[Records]

------------------------------------------------------------------------

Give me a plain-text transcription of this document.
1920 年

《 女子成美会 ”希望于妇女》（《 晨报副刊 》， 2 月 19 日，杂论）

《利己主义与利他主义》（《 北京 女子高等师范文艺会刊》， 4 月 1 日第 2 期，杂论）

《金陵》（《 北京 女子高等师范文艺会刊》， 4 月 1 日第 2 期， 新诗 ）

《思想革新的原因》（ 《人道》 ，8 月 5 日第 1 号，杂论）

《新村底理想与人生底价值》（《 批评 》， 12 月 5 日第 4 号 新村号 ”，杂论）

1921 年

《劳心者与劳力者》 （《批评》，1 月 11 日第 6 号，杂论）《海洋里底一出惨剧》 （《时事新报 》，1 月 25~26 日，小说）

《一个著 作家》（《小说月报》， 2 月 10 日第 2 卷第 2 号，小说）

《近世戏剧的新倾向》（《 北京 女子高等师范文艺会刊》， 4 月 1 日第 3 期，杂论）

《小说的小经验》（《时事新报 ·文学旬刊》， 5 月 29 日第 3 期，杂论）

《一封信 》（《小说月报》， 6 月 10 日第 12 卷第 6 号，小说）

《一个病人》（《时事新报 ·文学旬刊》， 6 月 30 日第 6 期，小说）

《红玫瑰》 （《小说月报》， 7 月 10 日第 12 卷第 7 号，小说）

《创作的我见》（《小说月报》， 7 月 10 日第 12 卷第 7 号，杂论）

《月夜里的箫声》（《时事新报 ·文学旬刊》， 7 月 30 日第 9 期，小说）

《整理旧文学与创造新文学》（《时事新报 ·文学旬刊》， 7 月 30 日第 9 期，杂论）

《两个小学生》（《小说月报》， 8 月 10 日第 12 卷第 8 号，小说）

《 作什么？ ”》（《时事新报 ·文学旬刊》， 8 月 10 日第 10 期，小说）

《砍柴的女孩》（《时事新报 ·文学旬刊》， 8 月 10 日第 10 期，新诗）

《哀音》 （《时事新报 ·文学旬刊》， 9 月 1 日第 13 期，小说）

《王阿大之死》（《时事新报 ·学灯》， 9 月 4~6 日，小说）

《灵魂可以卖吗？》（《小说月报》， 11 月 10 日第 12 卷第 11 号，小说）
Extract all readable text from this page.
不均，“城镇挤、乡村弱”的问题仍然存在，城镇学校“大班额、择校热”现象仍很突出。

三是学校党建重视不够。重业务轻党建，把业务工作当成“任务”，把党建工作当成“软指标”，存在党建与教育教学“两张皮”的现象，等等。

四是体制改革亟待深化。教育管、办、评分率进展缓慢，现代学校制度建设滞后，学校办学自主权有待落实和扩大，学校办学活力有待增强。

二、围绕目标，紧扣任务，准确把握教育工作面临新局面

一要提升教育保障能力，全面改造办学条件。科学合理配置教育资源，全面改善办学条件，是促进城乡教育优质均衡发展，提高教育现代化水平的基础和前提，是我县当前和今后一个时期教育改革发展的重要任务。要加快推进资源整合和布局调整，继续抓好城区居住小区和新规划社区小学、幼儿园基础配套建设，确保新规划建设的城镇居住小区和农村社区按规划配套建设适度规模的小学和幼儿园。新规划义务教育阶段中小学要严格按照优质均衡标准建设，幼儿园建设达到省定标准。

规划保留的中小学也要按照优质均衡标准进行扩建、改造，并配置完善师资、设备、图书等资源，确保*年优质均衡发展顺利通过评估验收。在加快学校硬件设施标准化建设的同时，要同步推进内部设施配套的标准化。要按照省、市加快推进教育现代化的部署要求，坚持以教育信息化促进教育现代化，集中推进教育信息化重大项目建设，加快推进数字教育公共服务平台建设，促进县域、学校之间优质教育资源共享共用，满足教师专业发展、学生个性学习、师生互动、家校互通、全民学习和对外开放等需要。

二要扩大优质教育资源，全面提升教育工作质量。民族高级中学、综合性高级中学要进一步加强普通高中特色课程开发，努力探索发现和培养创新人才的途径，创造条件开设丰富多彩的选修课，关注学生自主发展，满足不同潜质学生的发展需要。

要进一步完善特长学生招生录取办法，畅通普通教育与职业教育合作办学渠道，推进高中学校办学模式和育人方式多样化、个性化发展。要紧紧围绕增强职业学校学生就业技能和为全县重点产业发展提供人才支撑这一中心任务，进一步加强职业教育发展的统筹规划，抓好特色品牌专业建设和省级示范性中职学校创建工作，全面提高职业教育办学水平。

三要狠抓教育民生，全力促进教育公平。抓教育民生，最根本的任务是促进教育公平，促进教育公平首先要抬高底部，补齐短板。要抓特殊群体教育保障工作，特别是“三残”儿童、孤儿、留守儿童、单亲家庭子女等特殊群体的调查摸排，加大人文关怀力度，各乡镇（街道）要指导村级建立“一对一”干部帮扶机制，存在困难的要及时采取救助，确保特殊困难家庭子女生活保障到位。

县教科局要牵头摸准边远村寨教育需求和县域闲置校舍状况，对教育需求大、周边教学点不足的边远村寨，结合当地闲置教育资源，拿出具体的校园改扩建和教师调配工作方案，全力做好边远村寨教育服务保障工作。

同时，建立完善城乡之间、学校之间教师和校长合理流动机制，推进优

------------------------------------------------------------------------

#### Problem details:
Reproduce the material above, every line of it, exactly.

#### Exercise answer:
Give me a plain-text transcription of this document.
1920 年

《 女子成美会 ”希望于妇女》（《 晨报副刊 》， 2 月 19 日，杂论）

《利己主义与利他主义》（《 北京 女子高等师范文艺会刊》， 4 月 1 日第 2 期，杂论）

《金陵》（《 北京 女子高等师范文艺会刊》， 4 月 1 日第 2 期， 新诗 ）

《思想革新的原因》（ 《人道》 ，8 月 5 日第 1 号，杂论）

《新村底理想与人生底价值》（《 批评 》， 12 月 5 日第 4 号 新村号 ”，杂论）

1921 年

《劳心者与劳力者》 （《批评》，1 月 11 日第 6 号，杂论）《海洋里底一出惨剧》 （《时事新报 》，1 月 25~26 日，小说）

《一个著 作家》（《小说月报》， 2 月 10 日第 2 卷第 2 号，小说）

《近世戏剧的新倾向》（《 北京 女子高等师范文艺会刊》， 4 月 1 日第 3 期，杂论）

《小说的小经验》（《时事新报 ·文学旬刊》， 5 月 29 日第 3 期，杂论）

《一封信 》（《小说月报》， 6 月 10 日第 12 卷第 6 号，小说）

《一个病人》（《时事新报 ·文学旬刊》， 6 月 30 日第 6 期，小说）

《红玫瑰》 （《小说月报》， 7 月 10 日第 12 卷第 7 号，小说）

《创作的我见》（《小说月报》， 7 月 10 日第 12 卷第 7 号，杂论）

《月夜里的箫声》（《时事新报 ·文学旬刊》， 7 月 30 日第 9 期，小说）

《整理旧文学与创造新文学》（《时事新报 ·文学旬刊》， 7 月 30 日第 9 期，杂论）

《两个小学生》（《小说月报》， 8 月 10 日第 12 卷第 8 号，小说）

《 作什么？ ”》（《时事新报 ·文学旬刊》， 8 月 10 日第 10 期，小说）

《砍柴的女孩》（《时事新报 ·文学旬刊》， 8 月 10 日第 10 期，新诗）

《哀音》 （《时事新报 ·文学旬刊》， 9 月 1 日第 13 期，小说）

《王阿大之死》（《时事新报 ·学灯》， 9 月 4~6 日，小说）

《灵魂可以卖吗？》（《小说月报》， 11 月 10 日第 12 卷第 11 号，小说）
Extract all readable text from this page.
不均，“城镇挤、乡村弱”的问题仍然存在，城镇学校“大班额、择校热”现象仍很突出。

三是学校党建重视不够。重业务轻党建，把业务工作当成“任务”，把党建工作当成“软指标”，存在党建与教育教学“两张皮”的现象，等等。

四是体制改革亟待深化。教育管、办、评分率进展缓慢，现代学校制度建设滞后，学校办学自主权有待落实和扩大，学校办学活力有待增强。

二、围绕目标，紧扣任务，准确把握教育工作面临新局面

一要提升教育保障能力，全面改造办学条件。科学合理配置教育资源，全面改善办学条件，是促进城乡教育优质均衡发展，提高教育现代化水平的基础和前提，是我县当前和今后一个时期教育改革发展的重要任务。要加快推进资源整合和布局调整，继续抓好城区居住小区和新规划社区小学、幼儿园基础配套建设，确保新规划建设的城镇居住小区和农村社区按规划配套建设适度规模的小学和幼儿园。新规划义务教育阶段中小学要严格按照优质均衡标准建设，幼儿园建设达到省定标准。

规划保留的中小学也要按照优质均衡标准进行扩建、改造，并配置完善师资、设备、图书等资源，确保*年优质均衡发展顺利通过评估验收。在加快学校硬件设施标准化建设的同时，要同步推进内部设施配套的标准化。要按照省、市加快推进教育现代化的部署要求，坚持以教育信息化促进教育现代化，集中推进教育信息化重大项目建设，加快推进数字教育公共服务平台建设，促进县域、学校之间优质教育资源共享共用，满足教师专业发展、学生个性学习、师生互动、家校互通、全民学习和对外开放等需要。

二要扩大优质教育资源，全面提升教育工作质量。民族高级中学、综合性高级中学要进一步加强普通高中特色课程开发，努力探索发现和培养创新人才的途径，创造条件开设丰富多彩的选修课，关注学生自主发展，满足不同潜质学生的发展需要。

要进一步完善特长学生招生录取办法，畅通普通教育与职业教育合作办学渠道，推进高中学校办学模式和育人方式多样化、个性化发展。要紧紧围绕增强职业学校学生就业技能和为全县重点产业发展提供人才支撑这一中心任务，进一步加强职业教育发展的统筹规划，抓好特色品牌专业建设和省级示范性中职学校创建工作，全面提高职业教育办学水平。

三要狠抓教育民生，全力促进教育公平。抓教育民生，最根本的任务是促进教育公平，促进教育公平首先要抬高底部，补齐短板。要抓特殊群体教育保障工作，特别是“三残”儿童、孤儿、留守儿童、单亲家庭子女等特殊群体的调查摸排，加大人文关怀力度，各乡镇（街道）要指导村级建立“一对一”干部帮扶机制，存在困难的要及时采取救助，确保特殊困难家庭子女生活保障到位。

县教科局要牵头摸准边远村寨教育需求和县域闲置校舍状况，对教育需求大、周边教学点不足的边远村寨，结合当地闲置教育资源，拿出具体的校园改扩建和教师调配工作方案，全力做好边远村寨教育服务保障工作。

同时，建立完善城乡之间、学校之间教师和校长合理流动机制，推进优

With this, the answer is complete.